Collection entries
+ + + + +
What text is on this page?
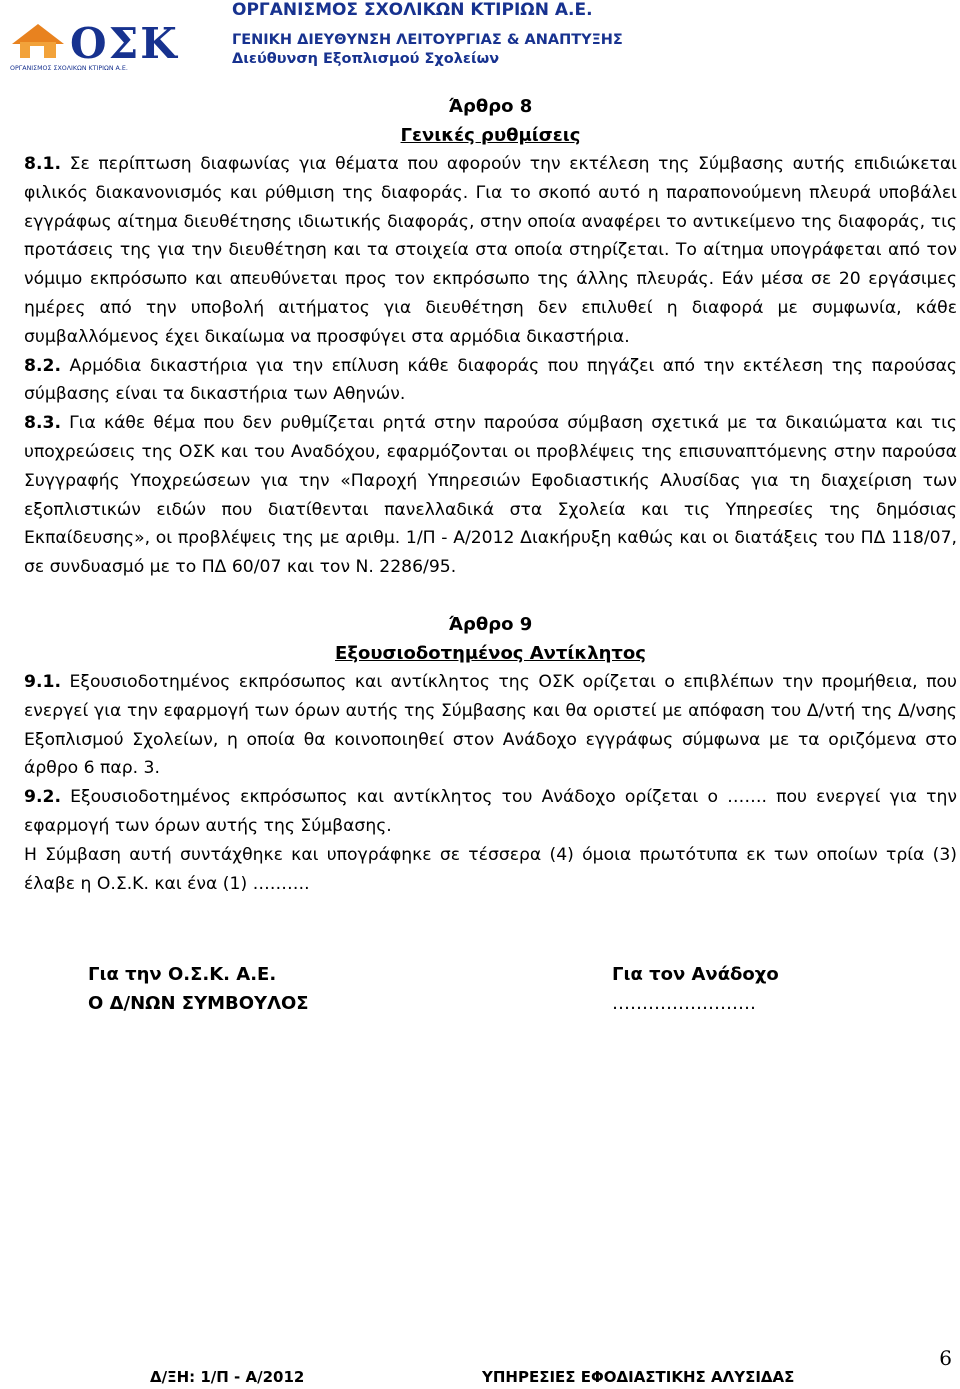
ΟΣΚ
ΟΡΓΑΝΙΣΜΟΣ ΣΧΟΛΙΚΩΝ ΚΤΙΡΙΩΝ Α.Ε.
ΟΡΓΑΝΙΣΜΟΣ ΣΧΟΛΙΚΩΝ ΚΤΙΡΙΩΝ Α.Ε.
ΓΕΝΙΚΗ ΔΙΕΥΘΥΝΣΗ ΛΕΙΤΟΥΡΓΙΑΣ & ΑΝΑΠΤΥΞΗΣ
Διεύθυνση Εξοπλισμού Σχολείων

Άρθρο 8

Γενικές ρυθμίσεις

8.1. Σε περίπτωση διαφωνίας για θέματα που αφορούν την εκτέλεση της Σύμβασης αυτής επιδιώκεται φιλικός διακανονισμός και ρύθμιση της διαφοράς. Για το σκοπό αυτό η παραπονούμενη πλευρά υποβάλει εγγράφως αίτημα διευθέτησης ιδιωτικής διαφοράς, στην οποία αναφέρει το αντικείμενο της διαφοράς, τις προτάσεις της για την διευθέτηση και τα στοιχεία στα οποία στηρίζεται. Το αίτημα υπογράφεται από τον νόμιμο εκπρόσωπο και απευθύνεται προς τον εκπρόσωπο της άλλης πλευράς. Εάν μέσα σε 20 εργάσιμες ημέρες από την υποβολή αιτήματος για διευθέτηση δεν επιλυθεί η διαφορά με συμφωνία, κάθε συμβαλλόμενος έχει δικαίωμα να προσφύγει στα αρμόδια δικαστήρια.

8.2. Αρμόδια δικαστήρια για την επίλυση κάθε διαφοράς που πηγάζει από την εκτέλεση της παρούσας σύμβασης είναι τα δικαστήρια των Αθηνών.

8.3. Για κάθε θέμα που δεν ρυθμίζεται ρητά στην παρούσα σύμβαση σχετικά με τα δικαιώματα και τις υποχρεώσεις της ΟΣΚ και του Αναδόχου, εφαρμόζονται οι προβλέψεις της επισυναπτόμενης στην παρούσα Συγγραφής Υποχρεώσεων για την «Παροχή Υπηρεσιών Εφοδιαστικής Αλυσίδας για τη διαχείριση των εξοπλιστικών ειδών που διατίθενται πανελλαδικά στα Σχολεία και τις Υπηρεσίες της δημόσιας Εκπαίδευσης», οι προβλέψεις της με αριθμ. 1/Π - Α/2012 Διακήρυξη καθώς και οι διατάξεις του ΠΔ 118/07, σε συνδυασμό με το ΠΔ 60/07 και τον Ν. 2286/95.

Άρθρο 9

Εξουσιοδοτημένος Αντίκλητος

9.1. Εξουσιοδοτημένος εκπρόσωπος και αντίκλητος της ΟΣΚ ορίζεται ο επιβλέπων την προμήθεια, που ενεργεί για την εφαρμογή των όρων αυτής της Σύμβασης και θα οριστεί με απόφαση του Δ/ντή της Δ/νσης Εξοπλισμού Σχολείων, η οποία θα κοινοποιηθεί στον Ανάδοχο εγγράφως σύμφωνα με τα οριζόμενα στο άρθρο 6 παρ. 3.

9.2. Εξουσιοδοτημένος εκπρόσωπος και αντίκλητος του Ανάδοχο ορίζεται ο ……. που ενεργεί για την εφαρμογή των όρων αυτής της Σύμβασης.

Η Σύμβαση αυτή συντάχθηκε και υπογράφηκε σε τέσσερα (4) όμοια πρωτότυπα εκ των οποίων τρία (3) έλαβε η Ο.Σ.Κ. και ένα (1) ……….

Για την Ο.Σ.Κ. Α.Ε.
Ο Δ/ΝΩΝ ΣΥΜΒΟΥΛΟΣ
Για τον Ανάδοχο
……………………
6
Δ/ΞΗ: 1/Π - Α/2012	ΥΠΗΡΕΣΙΕΣ ΕΦΟΔΙΑΣΤΙΚΗΣ ΑΛΥΣΙΔΑΣ
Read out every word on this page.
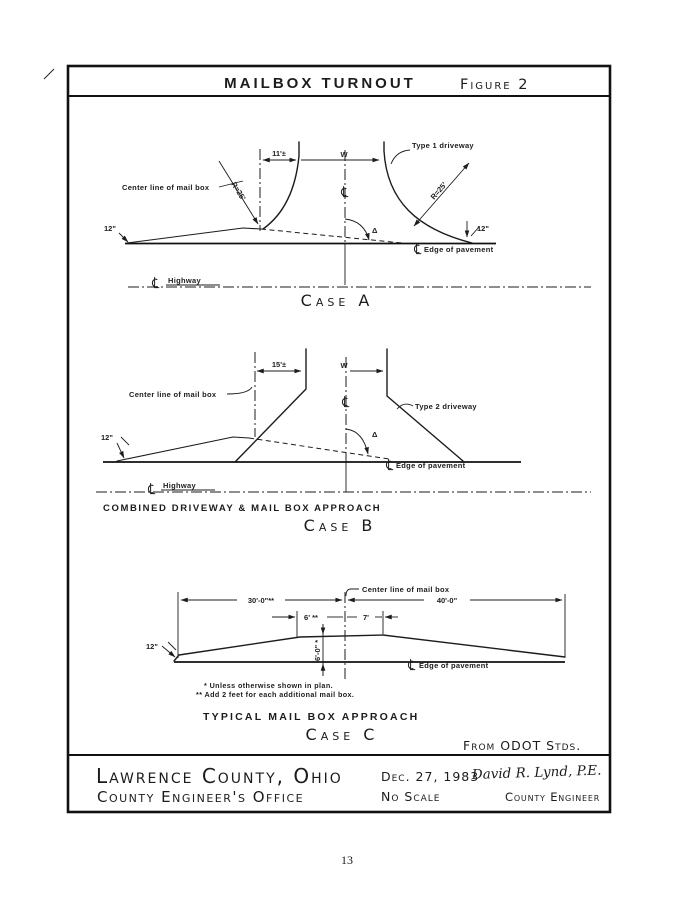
MAILBOX TURNOUT	Figure 2
11'±	W
R=25'	R=25'
Type 1 driveway
Center line of mail box
12"	Δ	12"
Edge of pavement
Highway
Case A
15'±	W
Type 2 driveway
Center line of mail box
12"	Δ
Edge of pavement
Highway
COMBINED DRIVEWAY & MAIL BOX APPROACH
Case B
Center line of mail box
30'-0"**	40'-0"
6' **	7'
6'-0" *
12"
Edge of pavement
* Unless otherwise shown in plan.
** Add 2 feet for each additional mail box.
TYPICAL MAIL BOX APPROACH
Case C
From ODOT Stds.
Lawrence County, Ohio
County Engineer's Office
Dec. 27, 1983
No Scale
David R. Lynd, P.E.
County Engineer
13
+ + + + +
Task requirements: Omit every picture, and otherwise quote the entries exactly.

Correct result:
What text is on this page?
ΟΣΚ
ΟΡΓΑΝΙΣΜΟΣ ΣΧΟΛΙΚΩΝ ΚΤΙΡΙΩΝ Α.Ε.
ΟΡΓΑΝΙΣΜΟΣ ΣΧΟΛΙΚΩΝ ΚΤΙΡΙΩΝ Α.Ε.
ΓΕΝΙΚΗ ΔΙΕΥΘΥΝΣΗ ΛΕΙΤΟΥΡΓΙΑΣ & ΑΝΑΠΤΥΞΗΣ
Διεύθυνση Εξοπλισμού Σχολείων

Άρθρο 8

Γενικές ρυθμίσεις

8.1. Σε περίπτωση διαφωνίας για θέματα που αφορούν την εκτέλεση της Σύμβασης αυτής επιδιώκεται φιλικός διακανονισμός και ρύθμιση της διαφοράς. Για το σκοπό αυτό η παραπονούμενη πλευρά υποβάλει εγγράφως αίτημα διευθέτησης ιδιωτικής διαφοράς, στην οποία αναφέρει το αντικείμενο της διαφοράς, τις προτάσεις της για την διευθέτηση και τα στοιχεία στα οποία στηρίζεται. Το αίτημα υπογράφεται από τον νόμιμο εκπρόσωπο και απευθύνεται προς τον εκπρόσωπο της άλλης πλευράς. Εάν μέσα σε 20 εργάσιμες ημέρες από την υποβολή αιτήματος για διευθέτηση δεν επιλυθεί η διαφορά με συμφωνία, κάθε συμβαλλόμενος έχει δικαίωμα να προσφύγει στα αρμόδια δικαστήρια.

8.2. Αρμόδια δικαστήρια για την επίλυση κάθε διαφοράς που πηγάζει από την εκτέλεση της παρούσας σύμβασης είναι τα δικαστήρια των Αθηνών.

8.3. Για κάθε θέμα που δεν ρυθμίζεται ρητά στην παρούσα σύμβαση σχετικά με τα δικαιώματα και τις υποχρεώσεις της ΟΣΚ και του Αναδόχου, εφαρμόζονται οι προβλέψεις της επισυναπτόμενης στην παρούσα Συγγραφής Υποχρεώσεων για την «Παροχή Υπηρεσιών Εφοδιαστικής Αλυσίδας για τη διαχείριση των εξοπλιστικών ειδών που διατίθενται πανελλαδικά στα Σχολεία και τις Υπηρεσίες της δημόσιας Εκπαίδευσης», οι προβλέψεις της με αριθμ. 1/Π - Α/2012 Διακήρυξη καθώς και οι διατάξεις του ΠΔ 118/07, σε συνδυασμό με το ΠΔ 60/07 και τον Ν. 2286/95.

Άρθρο 9

Εξουσιοδοτημένος Αντίκλητος

9.1. Εξουσιοδοτημένος εκπρόσωπος και αντίκλητος της ΟΣΚ ορίζεται ο επιβλέπων την προμήθεια, που ενεργεί για την εφαρμογή των όρων αυτής της Σύμβασης και θα οριστεί με απόφαση του Δ/ντή της Δ/νσης Εξοπλισμού Σχολείων, η οποία θα κοινοποιηθεί στον Ανάδοχο εγγράφως σύμφωνα με τα οριζόμενα στο άρθρο 6 παρ. 3.

9.2. Εξουσιοδοτημένος εκπρόσωπος και αντίκλητος του Ανάδοχο ορίζεται ο ……. που ενεργεί για την εφαρμογή των όρων αυτής της Σύμβασης.

Η Σύμβαση αυτή συντάχθηκε και υπογράφηκε σε τέσσερα (4) όμοια πρωτότυπα εκ των οποίων τρία (3) έλαβε η Ο.Σ.Κ. και ένα (1) ……….

Για την Ο.Σ.Κ. Α.Ε.
Ο Δ/ΝΩΝ ΣΥΜΒΟΥΛΟΣ
Για τον Ανάδοχο
……………………
6
Δ/ΞΗ: 1/Π - Α/2012	ΥΠΗΡΕΣΙΕΣ ΕΦΟΔΙΑΣΤΙΚΗΣ ΑΛΥΣΙΔΑΣ
Read out every word on this page.
MAILBOX TURNOUT	Figure 2
11'±	W
R=25'	R=25'
Type 1 driveway
Center line of mail box
12"	Δ	12"
Edge of pavement
Highway
Case A
15'±	W
Type 2 driveway
Center line of mail box
12"	Δ
Edge of pavement
Highway
COMBINED DRIVEWAY & MAIL BOX APPROACH
Case B
Center line of mail box
30'-0"**	40'-0"
6' **	7'
6'-0" *
12"
Edge of pavement
* Unless otherwise shown in plan.
** Add 2 feet for each additional mail box.
TYPICAL MAIL BOX APPROACH
Case C
From ODOT Stds.
Lawrence County, Ohio
County Engineer's Office
Dec. 27, 1983
No Scale
David R. Lynd, P.E.
County Engineer
13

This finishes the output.